### Records shown
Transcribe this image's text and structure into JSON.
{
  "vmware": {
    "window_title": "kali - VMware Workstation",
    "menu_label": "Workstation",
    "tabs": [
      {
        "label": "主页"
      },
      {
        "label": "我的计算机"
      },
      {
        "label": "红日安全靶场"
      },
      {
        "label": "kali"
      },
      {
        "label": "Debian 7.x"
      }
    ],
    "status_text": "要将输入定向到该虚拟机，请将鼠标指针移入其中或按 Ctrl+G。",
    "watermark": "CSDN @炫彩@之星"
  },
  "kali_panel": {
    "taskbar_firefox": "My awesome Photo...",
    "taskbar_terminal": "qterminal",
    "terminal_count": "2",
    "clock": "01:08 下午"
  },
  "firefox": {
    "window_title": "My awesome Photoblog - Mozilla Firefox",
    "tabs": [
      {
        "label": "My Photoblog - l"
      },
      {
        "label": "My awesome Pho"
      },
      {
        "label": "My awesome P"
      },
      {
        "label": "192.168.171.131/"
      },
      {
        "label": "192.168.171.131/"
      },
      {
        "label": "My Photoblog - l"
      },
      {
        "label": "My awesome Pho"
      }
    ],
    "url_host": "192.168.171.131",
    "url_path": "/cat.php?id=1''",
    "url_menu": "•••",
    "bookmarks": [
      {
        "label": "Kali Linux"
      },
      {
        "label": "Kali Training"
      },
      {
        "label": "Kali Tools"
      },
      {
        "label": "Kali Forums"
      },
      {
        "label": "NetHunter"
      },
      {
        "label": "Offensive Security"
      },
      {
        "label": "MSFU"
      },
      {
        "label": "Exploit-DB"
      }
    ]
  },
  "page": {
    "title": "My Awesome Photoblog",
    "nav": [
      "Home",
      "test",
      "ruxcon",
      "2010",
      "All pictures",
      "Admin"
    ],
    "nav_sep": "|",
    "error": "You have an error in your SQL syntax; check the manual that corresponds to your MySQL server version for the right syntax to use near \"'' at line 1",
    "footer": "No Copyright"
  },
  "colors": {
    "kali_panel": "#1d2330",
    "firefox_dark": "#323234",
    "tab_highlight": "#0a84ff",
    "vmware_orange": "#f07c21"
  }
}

### Exercise instructions
Write out the data again, exactly and in full.

### Solution
Transcribe this image's text and structure into JSON.
{
  "vmware": {
    "window_title": "kali - VMware Workstation",
    "menu_label": "Workstation",
    "tabs": [
      {
        "label": "主页"
      },
      {
        "label": "我的计算机"
      },
      {
        "label": "红日安全靶场"
      },
      {
        "label": "kali"
      },
      {
        "label": "Debian 7.x"
      }
    ],
    "status_text": "要将输入定向到该虚拟机，请将鼠标指针移入其中或按 Ctrl+G。",
    "watermark": "CSDN @炫彩@之星"
  },
  "kali_panel": {
    "taskbar_firefox": "My awesome Photo...",
    "taskbar_terminal": "qterminal",
    "terminal_count": "2",
    "clock": "01:08 下午"
  },
  "firefox": {
    "window_title": "My awesome Photoblog - Mozilla Firefox",
    "tabs": [
      {
        "label": "My Photoblog - l"
      },
      {
        "label": "My awesome Pho"
      },
      {
        "label": "My awesome P"
      },
      {
        "label": "192.168.171.131/"
      },
      {
        "label": "192.168.171.131/"
      },
      {
        "label": "My Photoblog - l"
      },
      {
        "label": "My awesome Pho"
      }
    ],
    "url_host": "192.168.171.131",
    "url_path": "/cat.php?id=1''",
    "url_menu": "•••",
    "bookmarks": [
      {
        "label": "Kali Linux"
      },
      {
        "label": "Kali Training"
      },
      {
        "label": "Kali Tools"
      },
      {
        "label": "Kali Forums"
      },
      {
        "label": "NetHunter"
      },
      {
        "label": "Offensive Security"
      },
      {
        "label": "MSFU"
      },
      {
        "label": "Exploit-DB"
      }
    ]
  },
  "page": {
    "title": "My Awesome Photoblog",
    "nav": [
      "Home",
      "test",
      "ruxcon",
      "2010",
      "All pictures",
      "Admin"
    ],
    "nav_sep": "|",
    "error": "You have an error in your SQL syntax; check the manual that corresponds to your MySQL server version for the right syntax to use near \"'' at line 1",
    "footer": "No Copyright"
  },
  "colors": {
    "kali_panel": "#1d2330",
    "firefox_dark": "#323234",
    "tab_highlight": "#0a84ff",
    "vmware_orange": "#f07c21"
  }
}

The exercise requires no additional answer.